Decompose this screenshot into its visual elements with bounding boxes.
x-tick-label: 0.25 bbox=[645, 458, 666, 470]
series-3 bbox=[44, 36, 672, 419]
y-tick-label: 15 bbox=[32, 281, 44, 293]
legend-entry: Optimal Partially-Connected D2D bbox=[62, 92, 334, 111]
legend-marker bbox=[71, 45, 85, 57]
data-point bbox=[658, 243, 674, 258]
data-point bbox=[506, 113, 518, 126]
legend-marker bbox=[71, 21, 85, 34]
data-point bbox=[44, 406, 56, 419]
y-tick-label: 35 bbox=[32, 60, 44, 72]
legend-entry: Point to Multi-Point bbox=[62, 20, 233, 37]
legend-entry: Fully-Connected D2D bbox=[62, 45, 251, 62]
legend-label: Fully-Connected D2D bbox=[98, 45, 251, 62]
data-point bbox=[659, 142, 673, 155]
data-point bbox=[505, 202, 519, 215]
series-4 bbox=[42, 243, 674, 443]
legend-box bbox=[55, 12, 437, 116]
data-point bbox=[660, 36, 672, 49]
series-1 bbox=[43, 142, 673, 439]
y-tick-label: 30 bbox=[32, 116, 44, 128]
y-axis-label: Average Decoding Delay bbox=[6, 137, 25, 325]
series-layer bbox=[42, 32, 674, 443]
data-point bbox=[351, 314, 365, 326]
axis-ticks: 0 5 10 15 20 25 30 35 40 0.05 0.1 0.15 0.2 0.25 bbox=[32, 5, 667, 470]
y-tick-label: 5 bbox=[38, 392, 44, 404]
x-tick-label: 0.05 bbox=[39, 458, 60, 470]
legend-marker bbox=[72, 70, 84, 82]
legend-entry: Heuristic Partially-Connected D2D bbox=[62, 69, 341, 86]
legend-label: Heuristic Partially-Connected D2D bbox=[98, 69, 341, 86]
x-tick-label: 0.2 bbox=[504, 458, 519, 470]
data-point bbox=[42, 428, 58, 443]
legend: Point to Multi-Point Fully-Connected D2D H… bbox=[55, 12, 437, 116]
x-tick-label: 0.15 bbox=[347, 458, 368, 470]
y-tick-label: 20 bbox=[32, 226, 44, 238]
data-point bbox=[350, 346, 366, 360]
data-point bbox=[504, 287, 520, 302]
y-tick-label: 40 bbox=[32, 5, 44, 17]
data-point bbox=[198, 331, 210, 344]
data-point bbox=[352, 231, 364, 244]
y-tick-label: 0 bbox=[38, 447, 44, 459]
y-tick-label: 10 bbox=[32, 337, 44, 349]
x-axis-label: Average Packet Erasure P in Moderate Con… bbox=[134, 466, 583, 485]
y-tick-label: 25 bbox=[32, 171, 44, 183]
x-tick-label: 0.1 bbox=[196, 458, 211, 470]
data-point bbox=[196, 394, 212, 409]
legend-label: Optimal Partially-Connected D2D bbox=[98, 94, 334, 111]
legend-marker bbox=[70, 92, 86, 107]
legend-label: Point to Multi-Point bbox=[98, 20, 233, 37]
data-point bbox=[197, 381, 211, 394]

────────

* **Problem to solve**:
Switch every "legend-marker" to "legend-symbol" in the rows from the first one through the line with "legend-entry: Point to", and give only those lines, with nothing else changed.

* **Written solution**:
Decompose this screenshot into its visual elements with bounding boxes.
x-tick-label: 0.25 bbox=[645, 458, 666, 470]
series-3 bbox=[44, 36, 672, 419]
y-tick-label: 15 bbox=[32, 281, 44, 293]
legend-entry: Optimal Partially-Connected D2D bbox=[62, 92, 334, 111]
legend-symbol bbox=[71, 45, 85, 57]
data-point bbox=[658, 243, 674, 258]
data-point bbox=[506, 113, 518, 126]
legend-symbol bbox=[71, 21, 85, 34]
data-point bbox=[44, 406, 56, 419]
y-tick-label: 35 bbox=[32, 60, 44, 72]
legend-entry: Point to Multi-Point bbox=[62, 20, 233, 37]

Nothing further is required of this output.